Your objective:
Reproduce each line that includes the word "SSID".
-- start --
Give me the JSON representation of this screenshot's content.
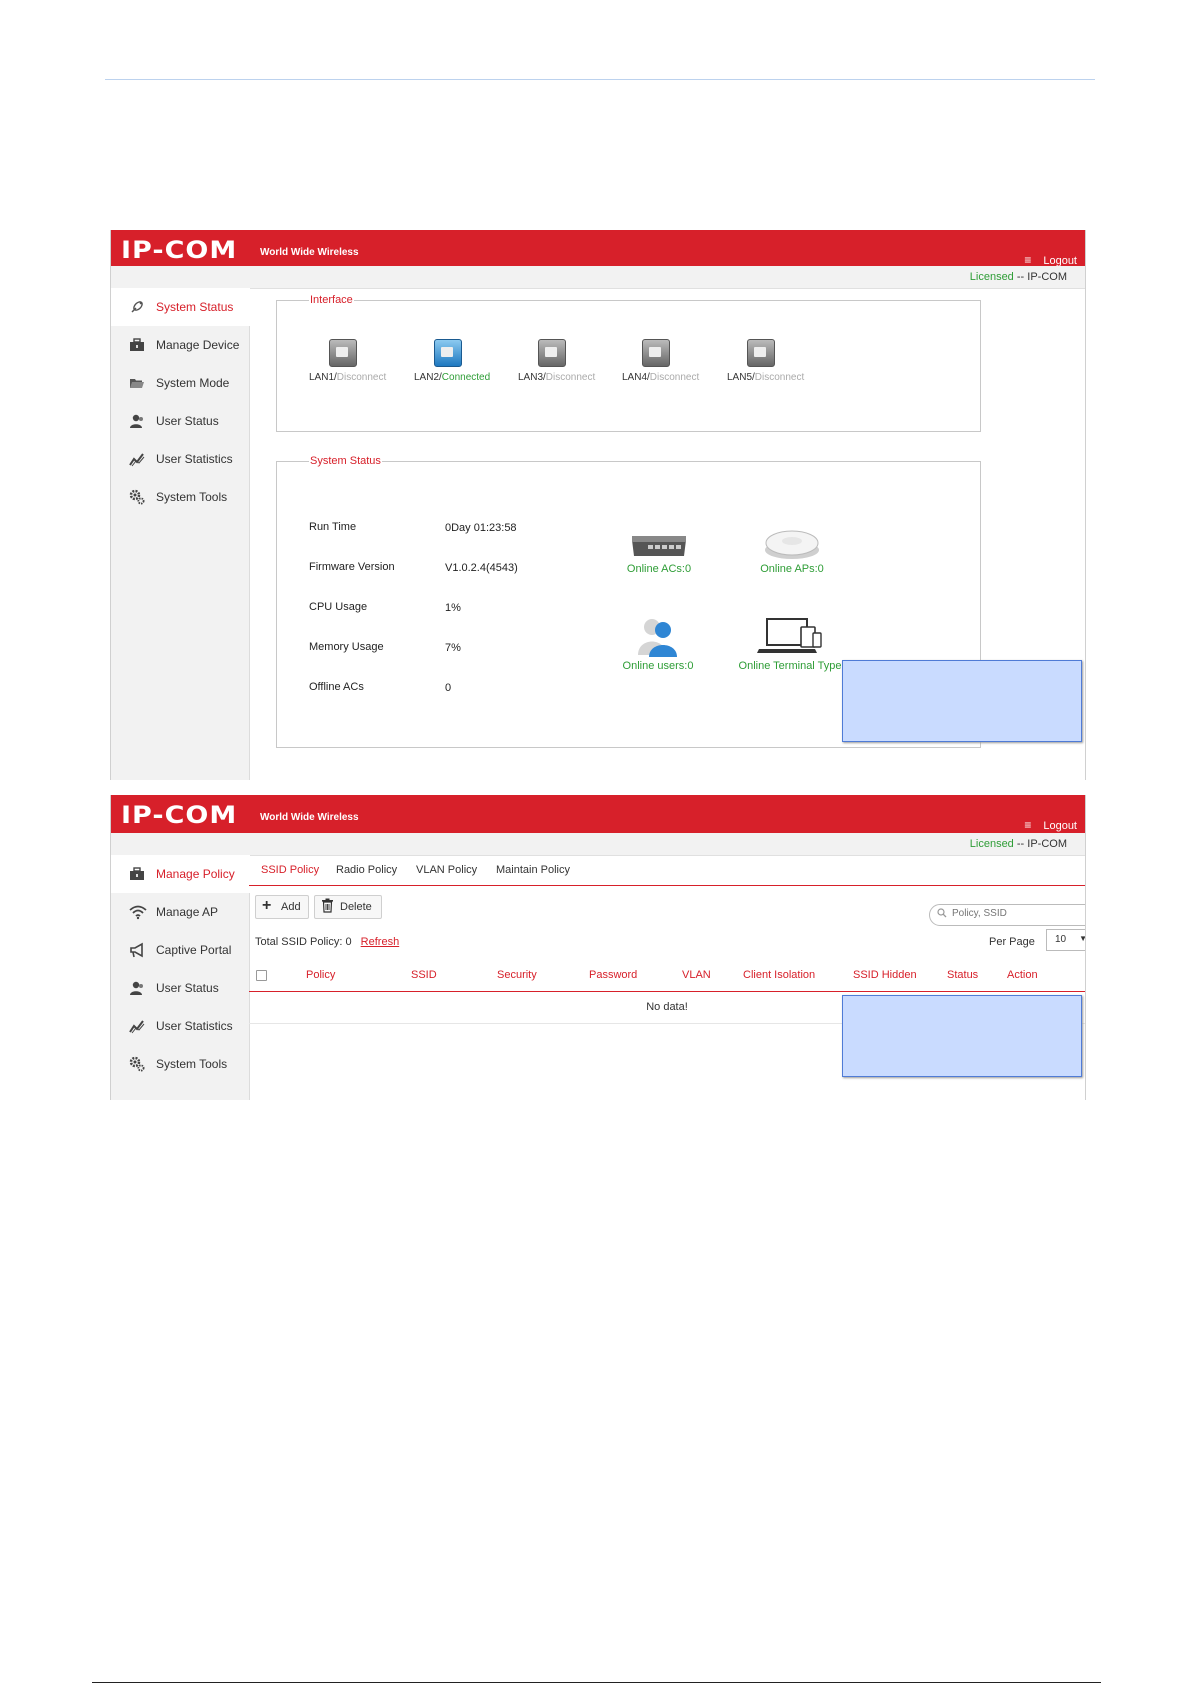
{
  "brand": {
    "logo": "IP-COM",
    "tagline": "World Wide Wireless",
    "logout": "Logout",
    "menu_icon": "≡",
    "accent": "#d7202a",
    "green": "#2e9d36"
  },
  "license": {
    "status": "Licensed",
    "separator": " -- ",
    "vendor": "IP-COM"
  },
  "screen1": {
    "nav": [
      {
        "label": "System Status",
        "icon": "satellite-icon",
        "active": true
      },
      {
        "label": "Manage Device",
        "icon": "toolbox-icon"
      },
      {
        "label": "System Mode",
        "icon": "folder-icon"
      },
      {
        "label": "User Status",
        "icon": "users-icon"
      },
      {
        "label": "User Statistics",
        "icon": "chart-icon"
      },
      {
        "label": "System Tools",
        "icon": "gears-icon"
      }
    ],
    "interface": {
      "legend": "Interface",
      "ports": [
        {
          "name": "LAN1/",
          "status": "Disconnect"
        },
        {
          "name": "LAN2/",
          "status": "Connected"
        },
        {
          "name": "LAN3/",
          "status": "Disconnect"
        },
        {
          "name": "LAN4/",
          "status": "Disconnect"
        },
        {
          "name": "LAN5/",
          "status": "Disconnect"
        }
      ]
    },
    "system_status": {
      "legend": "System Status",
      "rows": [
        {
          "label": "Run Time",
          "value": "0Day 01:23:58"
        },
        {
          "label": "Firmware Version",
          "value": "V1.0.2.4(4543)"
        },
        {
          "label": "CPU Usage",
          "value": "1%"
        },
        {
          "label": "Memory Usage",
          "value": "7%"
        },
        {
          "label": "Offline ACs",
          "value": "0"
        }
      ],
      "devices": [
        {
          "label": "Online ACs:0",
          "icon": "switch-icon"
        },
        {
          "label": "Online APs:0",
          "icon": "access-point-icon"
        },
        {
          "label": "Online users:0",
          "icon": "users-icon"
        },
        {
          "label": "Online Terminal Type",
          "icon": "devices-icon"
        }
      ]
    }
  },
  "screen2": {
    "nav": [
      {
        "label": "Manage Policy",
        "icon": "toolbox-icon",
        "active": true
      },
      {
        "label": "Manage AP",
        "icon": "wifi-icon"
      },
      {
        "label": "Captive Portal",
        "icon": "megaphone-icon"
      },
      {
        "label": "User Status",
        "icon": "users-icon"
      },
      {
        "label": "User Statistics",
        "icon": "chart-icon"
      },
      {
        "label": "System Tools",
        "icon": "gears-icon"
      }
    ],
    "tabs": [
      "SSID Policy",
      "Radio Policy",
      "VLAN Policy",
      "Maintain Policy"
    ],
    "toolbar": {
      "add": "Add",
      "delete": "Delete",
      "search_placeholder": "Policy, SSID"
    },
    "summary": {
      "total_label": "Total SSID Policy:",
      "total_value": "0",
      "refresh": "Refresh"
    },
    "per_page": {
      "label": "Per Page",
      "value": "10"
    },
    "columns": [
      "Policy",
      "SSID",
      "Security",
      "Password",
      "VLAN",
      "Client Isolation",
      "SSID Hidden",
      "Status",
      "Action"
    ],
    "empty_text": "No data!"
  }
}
-- end --
Written answer:
      "SSID Policy",
      "search_placeholder": "Policy, SSID"
      "total_label": "Total SSID Policy:",
      "SSID",
      "SSID Hidden",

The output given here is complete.